Find each line with the string "damage" and copy it.

# Provided records start

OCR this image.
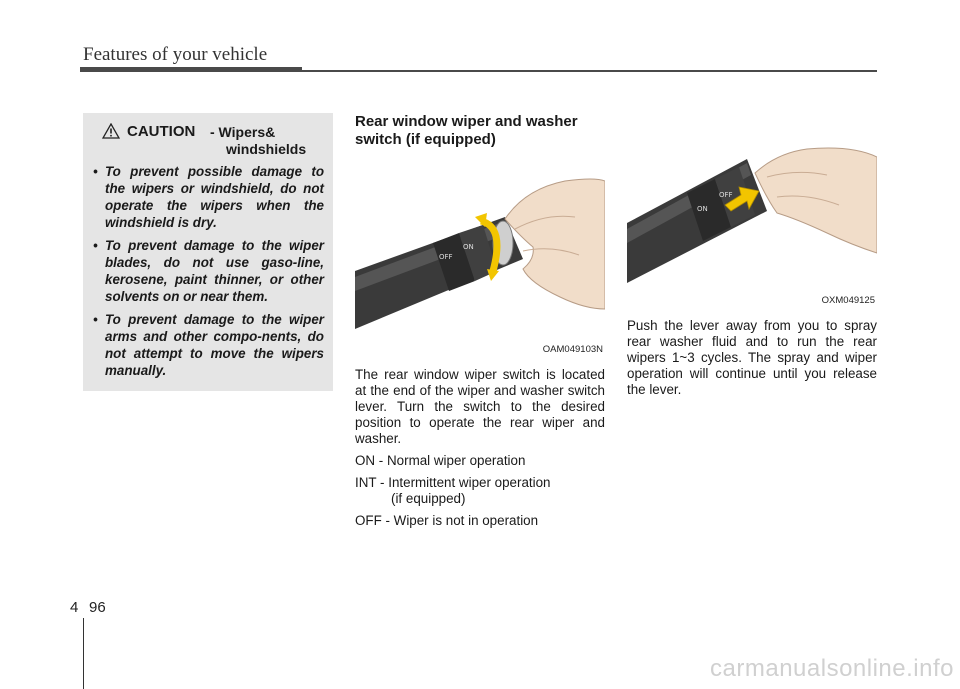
Features of your vehicle
CAUTION - Wipers&
windshields
• To prevent possible damage to the wipers or windshield, do not operate the wipers when the windshield is dry.
• To prevent damage to the wiper blades, do not use gaso-line, kerosene, paint thinner, or other solvents on or near them.
• To prevent damage to the wiper arms and other compo-nents, do not attempt to move the wipers manually.
Rear window wiper and washer switch (if equipped)
OFF
ON
OAM049103N
The rear window wiper switch is located at the end of the wiper and washer switch lever. Turn the switch to the desired position to operate the rear wiper and washer.
ON - Normal wiper operation
INT - Intermittent wiper operation
(if equipped)
OFF - Wiper is not in operation
ON
OFF
OXM049125
Push the lever away from you to spray rear washer fluid and to run the rear wipers 1~3 cycles. The spray and wiper operation will continue until you release the lever.
4 96
carmanualsonline.info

# Provided records end

Written answer:
• To prevent possible damage to the wipers or windshield, do not operate the wipers when the windshield is dry.
• To prevent damage to the wiper blades, do not use gaso-line, kerosene, paint thinner, or other solvents on or near them.
• To prevent damage to the wiper arms and other compo-nents, do not attempt to move the wipers manually.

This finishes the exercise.